▼

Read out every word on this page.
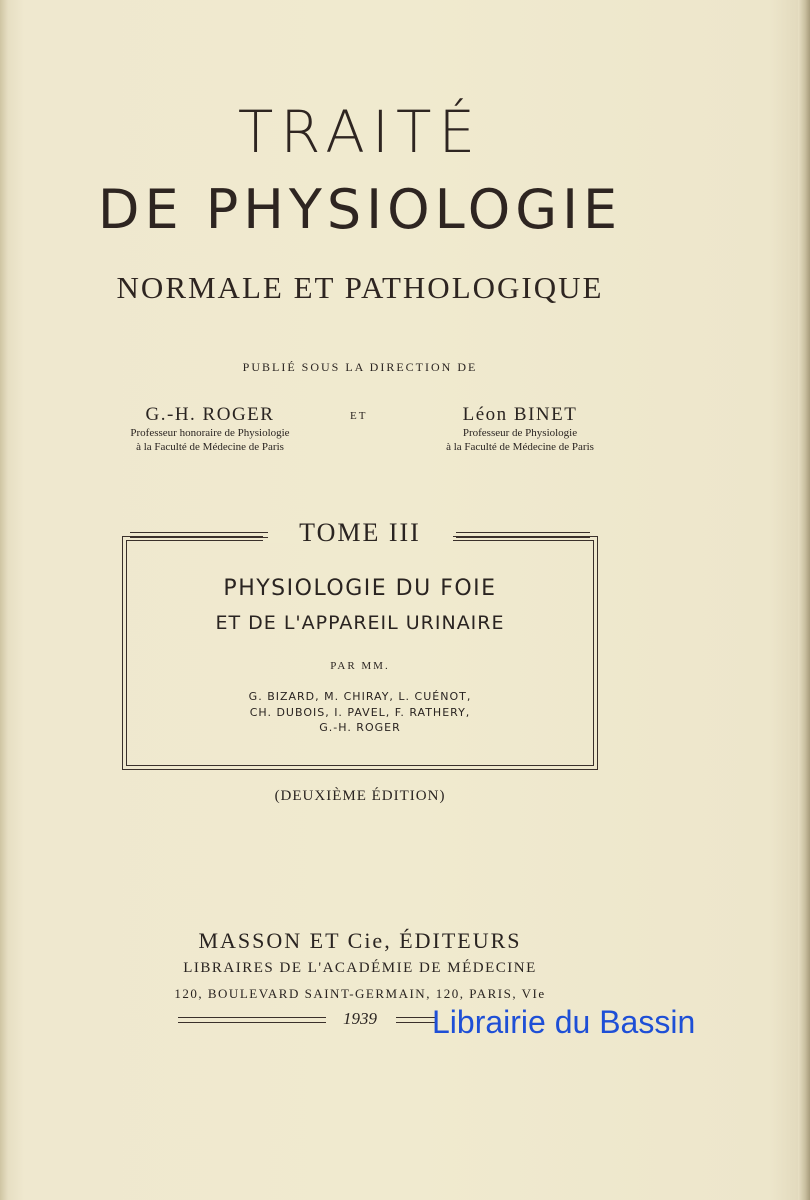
TRAITÉ
DE PHYSIOLOGIE
NORMALE ET PATHOLOGIQUE
PUBLIÉ SOUS LA DIRECTION DE
G.-H. ROGER
Professeur honoraire de Physiologie
à la Faculté de Médecine de Paris
ET	Léon BINET
Professeur de Physiologie
à la Faculté de Médecine de Paris
TOME III
PHYSIOLOGIE DU FOIE
ET DE L'APPAREIL URINAIRE
PAR MM.
G. BIZARD, M. CHIRAY, L. CUÉNOT,
CH. DUBOIS, I. PAVEL, F. RATHERY,
G.-H. ROGER
(DEUXIÈME ÉDITION)
MASSON ET Cie, ÉDITEURS
LIBRAIRES DE L'ACADÉMIE DE MÉDECINE
120, BOULEVARD SAINT-GERMAIN, 120, PARIS, VIe
1939	Librairie du Bassin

▲

▶ **What is needed**
Repeat each entry exactly as given; no pictures belong in the copy.

▶ **Result for this task**
Read out every word on this page.
TRAITÉ
DE PHYSIOLOGIE
NORMALE ET PATHOLOGIQUE
PUBLIÉ SOUS LA DIRECTION DE
G.-H. ROGER
Professeur honoraire de Physiologie
à la Faculté de Médecine de Paris
ET	Léon BINET
Professeur de Physiologie
à la Faculté de Médecine de Paris
TOME III
PHYSIOLOGIE DU FOIE
ET DE L'APPAREIL URINAIRE
PAR MM.
G. BIZARD, M. CHIRAY, L. CUÉNOT,
CH. DUBOIS, I. PAVEL, F. RATHERY,
G.-H. ROGER
(DEUXIÈME ÉDITION)
MASSON ET Cie, ÉDITEURS
LIBRAIRES DE L'ACADÉMIE DE MÉDECINE
120, BOULEVARD SAINT-GERMAIN, 120, PARIS, VIe
1939	Librairie du Bassin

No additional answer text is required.